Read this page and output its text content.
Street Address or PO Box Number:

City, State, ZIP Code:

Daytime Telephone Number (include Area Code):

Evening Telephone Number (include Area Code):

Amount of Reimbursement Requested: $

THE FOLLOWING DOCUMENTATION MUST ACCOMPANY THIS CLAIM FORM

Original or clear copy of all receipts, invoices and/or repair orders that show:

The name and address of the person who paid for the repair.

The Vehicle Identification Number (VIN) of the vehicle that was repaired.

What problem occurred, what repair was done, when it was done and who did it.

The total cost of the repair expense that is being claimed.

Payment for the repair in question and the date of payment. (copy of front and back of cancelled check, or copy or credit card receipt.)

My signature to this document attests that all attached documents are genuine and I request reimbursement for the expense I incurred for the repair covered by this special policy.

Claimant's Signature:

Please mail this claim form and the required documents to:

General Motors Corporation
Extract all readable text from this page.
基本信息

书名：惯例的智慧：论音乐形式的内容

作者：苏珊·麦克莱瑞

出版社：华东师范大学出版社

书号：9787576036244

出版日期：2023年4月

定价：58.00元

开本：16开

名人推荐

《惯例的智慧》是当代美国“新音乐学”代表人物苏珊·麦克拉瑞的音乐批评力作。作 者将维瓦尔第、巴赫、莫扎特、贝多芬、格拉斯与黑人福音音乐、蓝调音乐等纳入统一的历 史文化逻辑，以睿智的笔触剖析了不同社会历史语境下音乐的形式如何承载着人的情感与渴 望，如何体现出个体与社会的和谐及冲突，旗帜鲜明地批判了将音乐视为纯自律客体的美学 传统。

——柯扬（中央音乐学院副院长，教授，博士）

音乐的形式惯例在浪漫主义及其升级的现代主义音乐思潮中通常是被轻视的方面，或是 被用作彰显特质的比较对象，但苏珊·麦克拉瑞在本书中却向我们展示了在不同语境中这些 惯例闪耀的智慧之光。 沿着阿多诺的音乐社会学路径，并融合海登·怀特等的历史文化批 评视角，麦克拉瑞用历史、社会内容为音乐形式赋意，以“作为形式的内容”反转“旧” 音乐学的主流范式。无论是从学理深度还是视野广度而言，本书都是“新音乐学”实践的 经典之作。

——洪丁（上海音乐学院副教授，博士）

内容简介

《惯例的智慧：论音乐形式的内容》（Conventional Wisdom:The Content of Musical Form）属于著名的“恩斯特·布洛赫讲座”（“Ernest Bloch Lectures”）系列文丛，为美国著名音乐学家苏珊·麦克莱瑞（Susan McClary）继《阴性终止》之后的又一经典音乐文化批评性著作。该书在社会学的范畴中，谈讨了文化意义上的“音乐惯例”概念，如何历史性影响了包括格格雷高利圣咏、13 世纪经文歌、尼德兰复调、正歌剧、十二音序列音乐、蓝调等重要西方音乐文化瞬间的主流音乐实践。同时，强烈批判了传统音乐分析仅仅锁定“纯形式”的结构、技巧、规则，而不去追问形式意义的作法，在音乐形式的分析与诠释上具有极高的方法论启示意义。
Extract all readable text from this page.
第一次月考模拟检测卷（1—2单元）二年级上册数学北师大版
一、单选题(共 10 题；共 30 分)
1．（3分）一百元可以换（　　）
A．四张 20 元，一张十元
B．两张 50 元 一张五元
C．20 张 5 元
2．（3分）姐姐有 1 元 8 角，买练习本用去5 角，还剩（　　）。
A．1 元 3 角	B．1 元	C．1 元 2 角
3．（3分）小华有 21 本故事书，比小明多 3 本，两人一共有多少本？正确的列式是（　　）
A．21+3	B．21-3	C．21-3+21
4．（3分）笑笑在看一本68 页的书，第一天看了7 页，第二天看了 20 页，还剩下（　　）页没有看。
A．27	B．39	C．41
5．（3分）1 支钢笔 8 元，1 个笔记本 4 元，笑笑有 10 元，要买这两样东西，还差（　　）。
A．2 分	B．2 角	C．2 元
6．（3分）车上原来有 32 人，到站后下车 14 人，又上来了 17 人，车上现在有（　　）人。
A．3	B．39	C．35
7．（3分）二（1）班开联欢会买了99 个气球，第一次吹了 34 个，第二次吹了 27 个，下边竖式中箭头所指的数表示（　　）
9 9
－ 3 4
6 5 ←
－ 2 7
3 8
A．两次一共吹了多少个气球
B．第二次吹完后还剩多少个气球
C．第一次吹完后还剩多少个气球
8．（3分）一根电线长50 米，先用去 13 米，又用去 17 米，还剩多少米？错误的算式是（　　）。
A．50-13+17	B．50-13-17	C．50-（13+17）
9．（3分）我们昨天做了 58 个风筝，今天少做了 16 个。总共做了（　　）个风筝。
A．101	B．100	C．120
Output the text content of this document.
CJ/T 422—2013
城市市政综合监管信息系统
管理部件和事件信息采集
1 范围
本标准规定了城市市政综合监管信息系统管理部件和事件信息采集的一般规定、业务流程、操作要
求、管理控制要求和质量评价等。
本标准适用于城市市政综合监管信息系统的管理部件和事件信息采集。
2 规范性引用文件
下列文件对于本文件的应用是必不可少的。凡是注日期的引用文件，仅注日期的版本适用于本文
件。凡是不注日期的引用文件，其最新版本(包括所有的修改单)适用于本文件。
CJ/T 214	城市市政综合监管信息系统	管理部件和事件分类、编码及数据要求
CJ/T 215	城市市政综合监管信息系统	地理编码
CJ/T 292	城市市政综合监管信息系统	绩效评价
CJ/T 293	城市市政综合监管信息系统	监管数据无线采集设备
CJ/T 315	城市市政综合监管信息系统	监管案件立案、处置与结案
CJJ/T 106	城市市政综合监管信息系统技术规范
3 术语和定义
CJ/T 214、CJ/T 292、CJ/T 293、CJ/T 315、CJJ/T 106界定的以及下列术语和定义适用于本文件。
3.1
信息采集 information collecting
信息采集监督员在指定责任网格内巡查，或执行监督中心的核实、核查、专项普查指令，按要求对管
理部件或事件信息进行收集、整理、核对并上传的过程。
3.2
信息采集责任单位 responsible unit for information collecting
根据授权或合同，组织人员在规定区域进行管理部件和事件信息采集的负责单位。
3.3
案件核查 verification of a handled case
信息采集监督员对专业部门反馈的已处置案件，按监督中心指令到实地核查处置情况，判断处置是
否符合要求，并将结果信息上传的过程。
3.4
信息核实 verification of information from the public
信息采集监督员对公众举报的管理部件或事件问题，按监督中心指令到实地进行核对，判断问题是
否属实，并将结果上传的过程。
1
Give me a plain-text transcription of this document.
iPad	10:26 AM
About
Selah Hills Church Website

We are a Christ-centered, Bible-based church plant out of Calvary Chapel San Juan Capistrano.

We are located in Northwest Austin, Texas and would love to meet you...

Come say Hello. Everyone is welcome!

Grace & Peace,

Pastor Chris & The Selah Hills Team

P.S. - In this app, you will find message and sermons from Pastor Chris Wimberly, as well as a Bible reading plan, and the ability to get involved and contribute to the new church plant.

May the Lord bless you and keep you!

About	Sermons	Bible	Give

Problem statement
Take the material above and return all of it exactly.

Answer for the task
Read this page and output its text content.
Street Address or PO Box Number:

City, State, ZIP Code:

Daytime Telephone Number (include Area Code):

Evening Telephone Number (include Area Code):

Amount of Reimbursement Requested: $

THE FOLLOWING DOCUMENTATION MUST ACCOMPANY THIS CLAIM FORM

Original or clear copy of all receipts, invoices and/or repair orders that show:

The name and address of the person who paid for the repair.

The Vehicle Identification Number (VIN) of the vehicle that was repaired.

What problem occurred, what repair was done, when it was done and who did it.

The total cost of the repair expense that is being claimed.

Payment for the repair in question and the date of payment. (copy of front and back of cancelled check, or copy or credit card receipt.)

My signature to this document attests that all attached documents are genuine and I request reimbursement for the expense I incurred for the repair covered by this special policy.

Claimant's Signature:

Please mail this claim form and the required documents to:

General Motors Corporation
Extract all readable text from this page.
基本信息

书名：惯例的智慧：论音乐形式的内容

作者：苏珊·麦克莱瑞

出版社：华东师范大学出版社

书号：9787576036244

出版日期：2023年4月

定价：58.00元

开本：16开

名人推荐

《惯例的智慧》是当代美国“新音乐学”代表人物苏珊·麦克拉瑞的音乐批评力作。作 者将维瓦尔第、巴赫、莫扎特、贝多芬、格拉斯与黑人福音音乐、蓝调音乐等纳入统一的历 史文化逻辑，以睿智的笔触剖析了不同社会历史语境下音乐的形式如何承载着人的情感与渴 望，如何体现出个体与社会的和谐及冲突，旗帜鲜明地批判了将音乐视为纯自律客体的美学 传统。

——柯扬（中央音乐学院副院长，教授，博士）

音乐的形式惯例在浪漫主义及其升级的现代主义音乐思潮中通常是被轻视的方面，或是 被用作彰显特质的比较对象，但苏珊·麦克拉瑞在本书中却向我们展示了在不同语境中这些 惯例闪耀的智慧之光。 沿着阿多诺的音乐社会学路径，并融合海登·怀特等的历史文化批 评视角，麦克拉瑞用历史、社会内容为音乐形式赋意，以“作为形式的内容”反转“旧” 音乐学的主流范式。无论是从学理深度还是视野广度而言，本书都是“新音乐学”实践的 经典之作。

——洪丁（上海音乐学院副教授，博士）

内容简介

《惯例的智慧：论音乐形式的内容》（Conventional Wisdom:The Content of Musical Form）属于著名的“恩斯特·布洛赫讲座”（“Ernest Bloch Lectures”）系列文丛，为美国著名音乐学家苏珊·麦克莱瑞（Susan McClary）继《阴性终止》之后的又一经典音乐文化批评性著作。该书在社会学的范畴中，谈讨了文化意义上的“音乐惯例”概念，如何历史性影响了包括格格雷高利圣咏、13 世纪经文歌、尼德兰复调、正歌剧、十二音序列音乐、蓝调等重要西方音乐文化瞬间的主流音乐实践。同时，强烈批判了传统音乐分析仅仅锁定“纯形式”的结构、技巧、规则，而不去追问形式意义的作法，在音乐形式的分析与诠释上具有极高的方法论启示意义。
Extract all readable text from this page.
第一次月考模拟检测卷（1—2单元）二年级上册数学北师大版
一、单选题(共 10 题；共 30 分)
1．（3分）一百元可以换（　　）
A．四张 20 元，一张十元
B．两张 50 元 一张五元
C．20 张 5 元
2．（3分）姐姐有 1 元 8 角，买练习本用去5 角，还剩（　　）。
A．1 元 3 角	B．1 元	C．1 元 2 角
3．（3分）小华有 21 本故事书，比小明多 3 本，两人一共有多少本？正确的列式是（　　）
A．21+3	B．21-3	C．21-3+21
4．（3分）笑笑在看一本68 页的书，第一天看了7 页，第二天看了 20 页，还剩下（　　）页没有看。
A．27	B．39	C．41
5．（3分）1 支钢笔 8 元，1 个笔记本 4 元，笑笑有 10 元，要买这两样东西，还差（　　）。
A．2 分	B．2 角	C．2 元
6．（3分）车上原来有 32 人，到站后下车 14 人，又上来了 17 人，车上现在有（　　）人。
A．3	B．39	C．35
7．（3分）二（1）班开联欢会买了99 个气球，第一次吹了 34 个，第二次吹了 27 个，下边竖式中箭头所指的数表示（　　）
9 9
－ 3 4
6 5 ←
－ 2 7
3 8
A．两次一共吹了多少个气球
B．第二次吹完后还剩多少个气球
C．第一次吹完后还剩多少个气球
8．（3分）一根电线长50 米，先用去 13 米，又用去 17 米，还剩多少米？错误的算式是（　　）。
A．50-13+17	B．50-13-17	C．50-（13+17）
9．（3分）我们昨天做了 58 个风筝，今天少做了 16 个。总共做了（　　）个风筝。
A．101	B．100	C．120
Output the text content of this document.
CJ/T 422—2013
城市市政综合监管信息系统
管理部件和事件信息采集
1 范围
本标准规定了城市市政综合监管信息系统管理部件和事件信息采集的一般规定、业务流程、操作要
求、管理控制要求和质量评价等。
本标准适用于城市市政综合监管信息系统的管理部件和事件信息采集。
2 规范性引用文件
下列文件对于本文件的应用是必不可少的。凡是注日期的引用文件，仅注日期的版本适用于本文
件。凡是不注日期的引用文件，其最新版本(包括所有的修改单)适用于本文件。
CJ/T 214	城市市政综合监管信息系统	管理部件和事件分类、编码及数据要求
CJ/T 215	城市市政综合监管信息系统	地理编码
CJ/T 292	城市市政综合监管信息系统	绩效评价
CJ/T 293	城市市政综合监管信息系统	监管数据无线采集设备
CJ/T 315	城市市政综合监管信息系统	监管案件立案、处置与结案
CJJ/T 106	城市市政综合监管信息系统技术规范
3 术语和定义
CJ/T 214、CJ/T 292、CJ/T 293、CJ/T 315、CJJ/T 106界定的以及下列术语和定义适用于本文件。
3.1
信息采集 information collecting
信息采集监督员在指定责任网格内巡查，或执行监督中心的核实、核查、专项普查指令，按要求对管
理部件或事件信息进行收集、整理、核对并上传的过程。
3.2
信息采集责任单位 responsible unit for information collecting
根据授权或合同，组织人员在规定区域进行管理部件和事件信息采集的负责单位。
3.3
案件核查 verification of a handled case
信息采集监督员对专业部门反馈的已处置案件，按监督中心指令到实地核查处置情况，判断处置是
否符合要求，并将结果信息上传的过程。
3.4
信息核实 verification of information from the public
信息采集监督员对公众举报的管理部件或事件问题，按监督中心指令到实地进行核对，判断问题是
否属实，并将结果上传的过程。
1
Give me a plain-text transcription of this document.
iPad	10:26 AM
About
Selah Hills Church Website

We are a Christ-centered, Bible-based church plant out of Calvary Chapel San Juan Capistrano.

We are located in Northwest Austin, Texas and would love to meet you...

Come say Hello. Everyone is welcome!

Grace & Peace,

Pastor Chris & The Selah Hills Team

P.S. - In this app, you will find message and sermons from Pastor Chris Wimberly, as well as a Bible reading plan, and the ability to get involved and contribute to the new church plant.

May the Lord bless you and keep you!

About	Sermons	Bible	Give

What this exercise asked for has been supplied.